Your objective:
The exercise asks you to copy every line below in which "TradingView" appears.

•••••

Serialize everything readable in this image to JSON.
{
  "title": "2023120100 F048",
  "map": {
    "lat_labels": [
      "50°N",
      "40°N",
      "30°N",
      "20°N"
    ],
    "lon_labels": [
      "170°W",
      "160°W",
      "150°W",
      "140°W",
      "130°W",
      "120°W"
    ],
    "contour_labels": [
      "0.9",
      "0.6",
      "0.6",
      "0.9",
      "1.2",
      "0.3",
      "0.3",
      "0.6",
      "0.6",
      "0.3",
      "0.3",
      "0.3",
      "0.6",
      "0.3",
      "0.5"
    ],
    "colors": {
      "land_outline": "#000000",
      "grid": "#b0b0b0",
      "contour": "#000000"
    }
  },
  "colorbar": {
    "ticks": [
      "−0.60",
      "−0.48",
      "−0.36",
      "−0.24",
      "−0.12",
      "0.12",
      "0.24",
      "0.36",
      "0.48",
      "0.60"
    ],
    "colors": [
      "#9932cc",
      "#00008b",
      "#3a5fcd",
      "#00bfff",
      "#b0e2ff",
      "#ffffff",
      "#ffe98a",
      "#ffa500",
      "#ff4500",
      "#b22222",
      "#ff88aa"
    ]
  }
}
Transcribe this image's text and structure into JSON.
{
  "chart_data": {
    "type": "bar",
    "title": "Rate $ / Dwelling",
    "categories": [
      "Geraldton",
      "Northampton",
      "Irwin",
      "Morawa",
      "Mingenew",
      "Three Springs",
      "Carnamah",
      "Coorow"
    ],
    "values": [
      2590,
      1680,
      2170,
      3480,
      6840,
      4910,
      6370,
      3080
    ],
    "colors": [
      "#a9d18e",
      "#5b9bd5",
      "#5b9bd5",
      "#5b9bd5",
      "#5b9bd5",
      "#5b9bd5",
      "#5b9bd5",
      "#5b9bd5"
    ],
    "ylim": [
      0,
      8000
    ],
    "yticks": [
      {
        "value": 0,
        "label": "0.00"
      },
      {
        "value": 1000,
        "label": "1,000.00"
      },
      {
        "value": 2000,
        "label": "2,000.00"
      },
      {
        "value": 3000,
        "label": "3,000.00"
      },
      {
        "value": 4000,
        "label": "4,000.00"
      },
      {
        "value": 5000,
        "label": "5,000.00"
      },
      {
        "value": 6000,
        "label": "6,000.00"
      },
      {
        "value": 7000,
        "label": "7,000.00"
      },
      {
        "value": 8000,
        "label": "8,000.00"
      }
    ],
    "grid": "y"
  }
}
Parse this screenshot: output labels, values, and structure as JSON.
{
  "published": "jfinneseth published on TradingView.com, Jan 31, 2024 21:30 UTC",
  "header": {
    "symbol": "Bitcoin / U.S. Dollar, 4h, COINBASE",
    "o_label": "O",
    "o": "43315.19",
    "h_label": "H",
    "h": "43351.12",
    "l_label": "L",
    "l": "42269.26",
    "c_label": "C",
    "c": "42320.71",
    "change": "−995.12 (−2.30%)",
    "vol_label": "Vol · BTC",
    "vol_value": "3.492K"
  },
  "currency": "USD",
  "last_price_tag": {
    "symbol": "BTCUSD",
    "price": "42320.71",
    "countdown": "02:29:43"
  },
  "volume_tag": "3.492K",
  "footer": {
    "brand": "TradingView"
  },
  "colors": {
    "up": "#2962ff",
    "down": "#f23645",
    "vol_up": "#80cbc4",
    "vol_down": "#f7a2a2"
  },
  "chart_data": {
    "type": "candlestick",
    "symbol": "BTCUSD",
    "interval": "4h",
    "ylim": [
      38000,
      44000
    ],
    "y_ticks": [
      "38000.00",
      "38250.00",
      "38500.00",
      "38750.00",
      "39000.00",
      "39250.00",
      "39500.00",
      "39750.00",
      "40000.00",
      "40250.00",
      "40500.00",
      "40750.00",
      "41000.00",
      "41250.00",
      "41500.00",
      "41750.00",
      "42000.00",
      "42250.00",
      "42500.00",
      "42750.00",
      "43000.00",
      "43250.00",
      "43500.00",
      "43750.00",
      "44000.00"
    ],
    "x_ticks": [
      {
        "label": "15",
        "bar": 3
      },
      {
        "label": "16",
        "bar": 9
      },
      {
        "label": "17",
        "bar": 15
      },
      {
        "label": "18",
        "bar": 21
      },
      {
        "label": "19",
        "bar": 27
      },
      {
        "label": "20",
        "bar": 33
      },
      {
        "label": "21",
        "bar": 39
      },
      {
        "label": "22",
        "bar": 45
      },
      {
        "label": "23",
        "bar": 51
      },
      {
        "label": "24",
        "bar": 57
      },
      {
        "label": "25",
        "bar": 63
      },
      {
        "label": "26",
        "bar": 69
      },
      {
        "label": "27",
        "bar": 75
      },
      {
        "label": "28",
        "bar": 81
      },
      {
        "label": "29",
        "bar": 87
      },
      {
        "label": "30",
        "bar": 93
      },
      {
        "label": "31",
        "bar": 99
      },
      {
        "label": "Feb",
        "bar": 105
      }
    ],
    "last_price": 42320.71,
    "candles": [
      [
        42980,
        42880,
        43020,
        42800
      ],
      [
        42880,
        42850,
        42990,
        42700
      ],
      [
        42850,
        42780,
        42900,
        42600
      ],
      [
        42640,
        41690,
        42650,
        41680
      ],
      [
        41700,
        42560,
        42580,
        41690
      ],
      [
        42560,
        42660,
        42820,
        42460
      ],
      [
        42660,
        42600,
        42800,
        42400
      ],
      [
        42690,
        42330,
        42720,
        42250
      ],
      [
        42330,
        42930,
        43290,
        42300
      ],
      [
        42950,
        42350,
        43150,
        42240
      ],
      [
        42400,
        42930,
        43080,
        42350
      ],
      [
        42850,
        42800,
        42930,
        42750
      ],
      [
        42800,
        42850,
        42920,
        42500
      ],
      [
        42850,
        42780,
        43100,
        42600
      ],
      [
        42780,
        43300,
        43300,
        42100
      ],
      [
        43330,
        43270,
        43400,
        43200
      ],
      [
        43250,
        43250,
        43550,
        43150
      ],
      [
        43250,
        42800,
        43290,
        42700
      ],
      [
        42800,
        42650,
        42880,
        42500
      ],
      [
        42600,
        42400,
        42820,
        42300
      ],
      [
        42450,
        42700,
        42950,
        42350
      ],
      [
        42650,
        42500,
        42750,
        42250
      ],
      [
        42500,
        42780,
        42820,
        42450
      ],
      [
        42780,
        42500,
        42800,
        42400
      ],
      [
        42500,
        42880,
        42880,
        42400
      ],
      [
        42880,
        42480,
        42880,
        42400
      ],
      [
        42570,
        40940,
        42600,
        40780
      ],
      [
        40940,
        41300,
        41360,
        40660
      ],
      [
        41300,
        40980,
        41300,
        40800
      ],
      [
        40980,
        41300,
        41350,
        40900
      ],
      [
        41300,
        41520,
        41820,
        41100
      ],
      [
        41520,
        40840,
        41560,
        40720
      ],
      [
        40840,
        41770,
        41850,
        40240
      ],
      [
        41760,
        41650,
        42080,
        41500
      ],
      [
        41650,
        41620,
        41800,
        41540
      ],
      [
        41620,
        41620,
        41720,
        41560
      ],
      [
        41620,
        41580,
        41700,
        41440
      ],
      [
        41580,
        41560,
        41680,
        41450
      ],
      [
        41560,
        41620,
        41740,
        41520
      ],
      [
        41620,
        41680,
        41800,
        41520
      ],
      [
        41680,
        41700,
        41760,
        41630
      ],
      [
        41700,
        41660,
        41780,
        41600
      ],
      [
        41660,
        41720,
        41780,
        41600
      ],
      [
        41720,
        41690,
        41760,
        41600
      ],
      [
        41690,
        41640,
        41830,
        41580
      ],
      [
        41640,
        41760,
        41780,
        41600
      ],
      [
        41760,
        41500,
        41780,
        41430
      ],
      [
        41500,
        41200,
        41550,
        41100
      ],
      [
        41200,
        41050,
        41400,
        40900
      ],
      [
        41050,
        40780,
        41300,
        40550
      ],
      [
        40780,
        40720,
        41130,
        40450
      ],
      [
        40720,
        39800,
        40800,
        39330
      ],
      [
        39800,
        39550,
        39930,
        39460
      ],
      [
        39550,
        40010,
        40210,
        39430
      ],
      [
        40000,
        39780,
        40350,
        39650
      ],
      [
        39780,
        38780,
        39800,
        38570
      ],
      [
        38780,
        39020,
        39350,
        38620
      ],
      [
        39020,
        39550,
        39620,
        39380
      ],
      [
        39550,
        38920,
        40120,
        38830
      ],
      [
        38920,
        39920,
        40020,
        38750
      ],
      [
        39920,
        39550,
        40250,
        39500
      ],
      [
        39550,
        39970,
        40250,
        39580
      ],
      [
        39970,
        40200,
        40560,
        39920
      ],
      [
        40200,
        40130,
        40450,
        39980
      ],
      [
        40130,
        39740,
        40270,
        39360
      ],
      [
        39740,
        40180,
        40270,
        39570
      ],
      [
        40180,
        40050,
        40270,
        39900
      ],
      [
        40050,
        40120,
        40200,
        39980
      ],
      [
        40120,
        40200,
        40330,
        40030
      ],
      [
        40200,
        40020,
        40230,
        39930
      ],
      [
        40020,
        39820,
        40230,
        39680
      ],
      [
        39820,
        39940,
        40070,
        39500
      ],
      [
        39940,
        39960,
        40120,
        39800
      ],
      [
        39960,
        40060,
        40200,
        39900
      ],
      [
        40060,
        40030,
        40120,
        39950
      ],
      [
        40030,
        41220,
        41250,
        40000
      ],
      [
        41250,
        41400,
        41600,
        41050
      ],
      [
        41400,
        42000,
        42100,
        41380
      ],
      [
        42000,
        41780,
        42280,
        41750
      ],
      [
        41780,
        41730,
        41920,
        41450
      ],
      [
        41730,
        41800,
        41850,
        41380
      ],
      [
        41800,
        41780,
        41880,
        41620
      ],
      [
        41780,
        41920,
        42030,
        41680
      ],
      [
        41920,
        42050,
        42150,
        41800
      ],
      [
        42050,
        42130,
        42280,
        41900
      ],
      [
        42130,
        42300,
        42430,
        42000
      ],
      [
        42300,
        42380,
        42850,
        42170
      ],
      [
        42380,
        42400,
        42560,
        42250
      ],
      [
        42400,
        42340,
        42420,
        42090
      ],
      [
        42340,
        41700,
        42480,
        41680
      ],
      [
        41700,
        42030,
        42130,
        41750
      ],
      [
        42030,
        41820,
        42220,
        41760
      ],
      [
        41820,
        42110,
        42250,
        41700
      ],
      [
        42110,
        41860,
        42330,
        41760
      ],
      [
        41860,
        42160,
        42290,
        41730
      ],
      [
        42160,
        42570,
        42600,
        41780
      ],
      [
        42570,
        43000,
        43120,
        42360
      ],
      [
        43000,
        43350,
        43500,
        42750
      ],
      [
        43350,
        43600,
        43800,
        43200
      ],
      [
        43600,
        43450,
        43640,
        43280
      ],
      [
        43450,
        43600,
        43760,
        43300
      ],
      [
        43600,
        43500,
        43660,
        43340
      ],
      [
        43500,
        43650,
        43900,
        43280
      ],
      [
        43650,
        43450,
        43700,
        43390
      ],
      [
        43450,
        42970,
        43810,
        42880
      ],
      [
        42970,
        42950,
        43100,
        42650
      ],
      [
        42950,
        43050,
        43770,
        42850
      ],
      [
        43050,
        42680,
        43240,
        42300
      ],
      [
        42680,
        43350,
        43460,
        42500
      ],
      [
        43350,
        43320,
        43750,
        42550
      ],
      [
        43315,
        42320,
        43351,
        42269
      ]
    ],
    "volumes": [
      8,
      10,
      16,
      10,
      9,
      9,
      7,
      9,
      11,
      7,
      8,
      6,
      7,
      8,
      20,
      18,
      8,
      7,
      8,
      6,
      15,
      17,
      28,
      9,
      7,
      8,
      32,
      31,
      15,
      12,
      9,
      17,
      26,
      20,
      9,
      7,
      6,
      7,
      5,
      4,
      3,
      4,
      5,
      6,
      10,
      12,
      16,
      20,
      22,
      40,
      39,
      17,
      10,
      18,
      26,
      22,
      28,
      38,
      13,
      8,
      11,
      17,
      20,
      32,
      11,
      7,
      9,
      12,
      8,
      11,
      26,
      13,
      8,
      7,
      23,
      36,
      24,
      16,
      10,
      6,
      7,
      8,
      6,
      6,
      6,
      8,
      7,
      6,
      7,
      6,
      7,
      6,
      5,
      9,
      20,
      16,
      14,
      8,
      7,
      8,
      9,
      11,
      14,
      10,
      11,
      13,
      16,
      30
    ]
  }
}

•••••

Right answer:
  "published": "jfinneseth published on TradingView.com, Jan 31, 2024 21:30 UTC",
    "brand": "TradingView"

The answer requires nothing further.